■ **What the task asks**: Leave the pictures out and print every record below exactly as it stands.

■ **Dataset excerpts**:
*****

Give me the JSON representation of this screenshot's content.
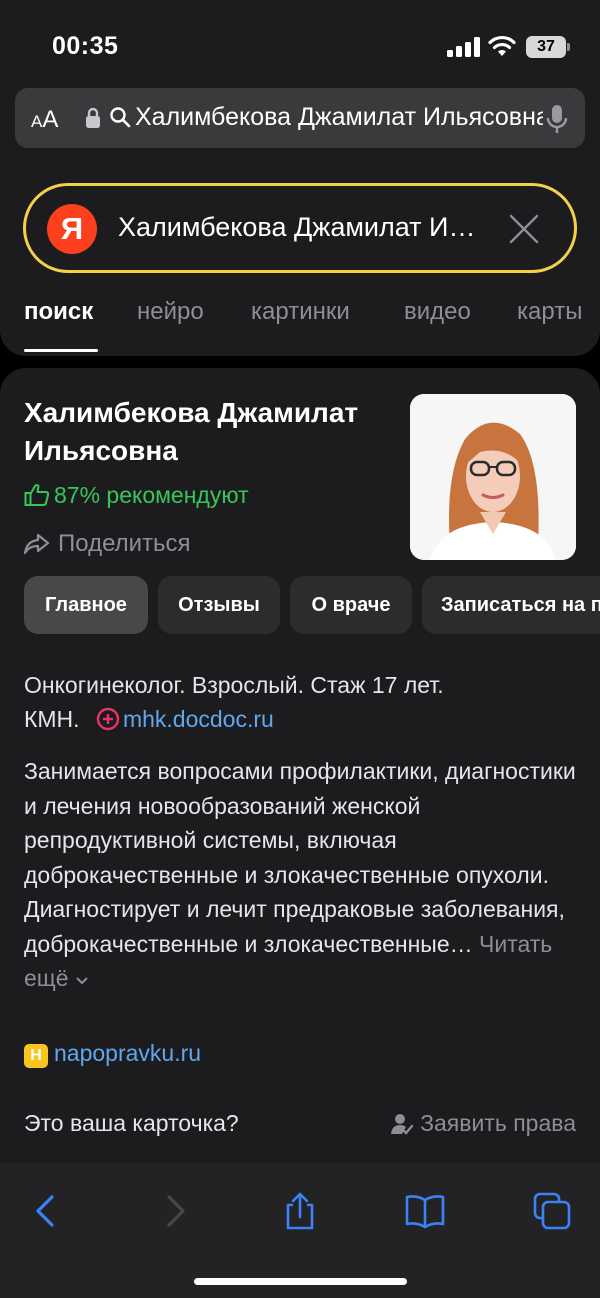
{
  "status_bar": {
    "time": "00:35",
    "battery": "37"
  },
  "browser": {
    "text_size_label_small": "A",
    "text_size_label_large": "A",
    "url_text": "Халимбекова Джамилат Ильясовна"
  },
  "search": {
    "logo_letter": "Я",
    "query": "Халимбекова Джамилат Ильясовна",
    "tabs": [
      {
        "label": "поиск",
        "active": true
      },
      {
        "label": "нейро"
      },
      {
        "label": "картинки"
      },
      {
        "label": "видео"
      },
      {
        "label": "карты"
      }
    ]
  },
  "card": {
    "name": "Халимбекова Джамилат Ильясовна",
    "recommend": "87% рекомендуют",
    "share": "Поделиться",
    "chips": [
      {
        "label": "Главное",
        "active": true
      },
      {
        "label": "Отзывы"
      },
      {
        "label": "О враче"
      },
      {
        "label": "Записаться на прием"
      }
    ],
    "summary": "Онкогинеколог. Взрослый. Стаж 17 лет.",
    "degree": "КМН.",
    "source1": "mhk.docdoc.ru",
    "description": "Занимается вопросами профилактики, диагностики и лечения новообразований женской репродуктивной системы, включая доброкачественные и злокачественные опухоли. Диагностирует и лечит предраковые заболевания, доброкачественные и злокачественные…",
    "read_more": "Читать ещё",
    "source2_icon": "Н",
    "source2": "napopravku.ru",
    "claim_question": "Это ваша карточка?",
    "claim_button": "Заявить права"
  },
  "icons": {
    "lock": "lock-icon",
    "search": "search-icon",
    "mic": "microphone-icon",
    "clear": "close-icon",
    "like": "thumbs-up-icon",
    "share": "share-arrow-icon",
    "back": "back-icon",
    "forward": "forward-icon",
    "share_sheet": "share-icon",
    "bookmarks": "bookmarks-icon",
    "tabs": "tabs-icon"
  },
  "colors": {
    "accent": "#f2d049",
    "brand": "#fc3f1d",
    "link": "#5fa8f0",
    "positive": "#35c75a"
  }
}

*****

■ **Finished task**:
Give me the JSON representation of this screenshot's content.
{
  "status_bar": {
    "time": "00:35",
    "battery": "37"
  },
  "browser": {
    "text_size_label_small": "A",
    "text_size_label_large": "A",
    "url_text": "Халимбекова Джамилат Ильясовна"
  },
  "search": {
    "logo_letter": "Я",
    "query": "Халимбекова Джамилат Ильясовна",
    "tabs": [
      {
        "label": "поиск",
        "active": true
      },
      {
        "label": "нейро"
      },
      {
        "label": "картинки"
      },
      {
        "label": "видео"
      },
      {
        "label": "карты"
      }
    ]
  },
  "card": {
    "name": "Халимбекова Джамилат Ильясовна",
    "recommend": "87% рекомендуют",
    "share": "Поделиться",
    "chips": [
      {
        "label": "Главное",
        "active": true
      },
      {
        "label": "Отзывы"
      },
      {
        "label": "О враче"
      },
      {
        "label": "Записаться на прием"
      }
    ],
    "summary": "Онкогинеколог. Взрослый. Стаж 17 лет.",
    "degree": "КМН.",
    "source1": "mhk.docdoc.ru",
    "description": "Занимается вопросами профилактики, диагностики и лечения новообразований женской репродуктивной системы, включая доброкачественные и злокачественные опухоли. Диагностирует и лечит предраковые заболевания, доброкачественные и злокачественные…",
    "read_more": "Читать ещё",
    "source2_icon": "Н",
    "source2": "napopravku.ru",
    "claim_question": "Это ваша карточка?",
    "claim_button": "Заявить права"
  },
  "icons": {
    "lock": "lock-icon",
    "search": "search-icon",
    "mic": "microphone-icon",
    "clear": "close-icon",
    "like": "thumbs-up-icon",
    "share": "share-arrow-icon",
    "back": "back-icon",
    "forward": "forward-icon",
    "share_sheet": "share-icon",
    "bookmarks": "bookmarks-icon",
    "tabs": "tabs-icon"
  },
  "colors": {
    "accent": "#f2d049",
    "brand": "#fc3f1d",
    "link": "#5fa8f0",
    "positive": "#35c75a"
  }
}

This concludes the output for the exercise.